--- BEGIN Supplied material ---
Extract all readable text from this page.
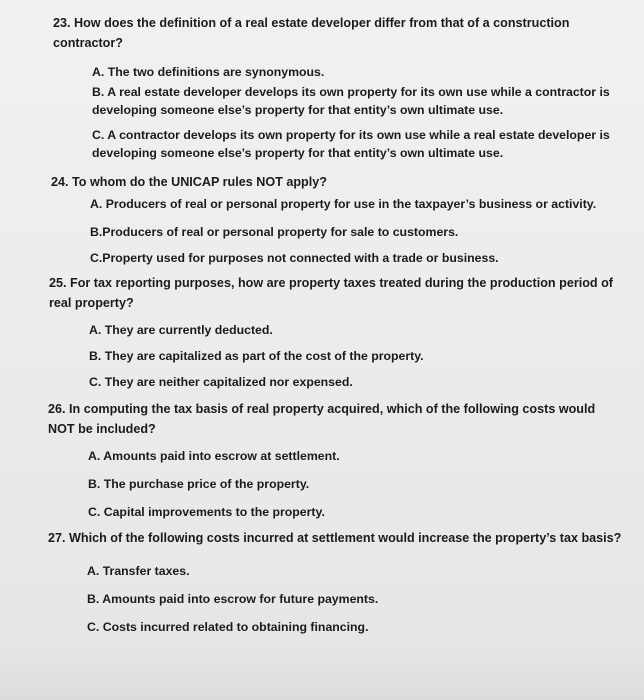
23. How does the definition of a real estate developer differ from that of a construction
contractor?
A. The two definitions are synonymous.
B. A real estate developer develops its own property for its own use while a contractor is
developing someone else’s property for that entity’s own ultimate use.
C. A contractor develops its own property for its own use while a real estate developer is
developing someone else’s property for that entity’s own ultimate use.
24. To whom do the UNICAP rules NOT apply?
A. Producers of real or personal property for use in the taxpayer’s business or activity.
B.Producers of real or personal property for sale to customers.
C.Property used for purposes not connected with a trade or business.
25. For tax reporting purposes, how are property taxes treated during the production period of
real property?
A. They are currently deducted.
B. They are capitalized as part of the cost of the property.
C. They are neither capitalized nor expensed.
26. In computing the tax basis of real property acquired, which of the following costs would
NOT be included?
A. Amounts paid into escrow at settlement.
B. The purchase price of the property.
C. Capital improvements to the property.
27. Which of the following costs incurred at settlement would increase the property’s tax basis?
A. Transfer taxes.
B. Amounts paid into escrow for future payments.
C. Costs incurred related to obtaining financing.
--- END Supplied material ---
Scan the data above; copy every line where "developer" appears.

Result of the exercise:
23. How does the definition of a real estate developer differ from that of a construction
B. A real estate developer develops its own property for its own use while a contractor is
C. A contractor develops its own property for its own use while a real estate developer is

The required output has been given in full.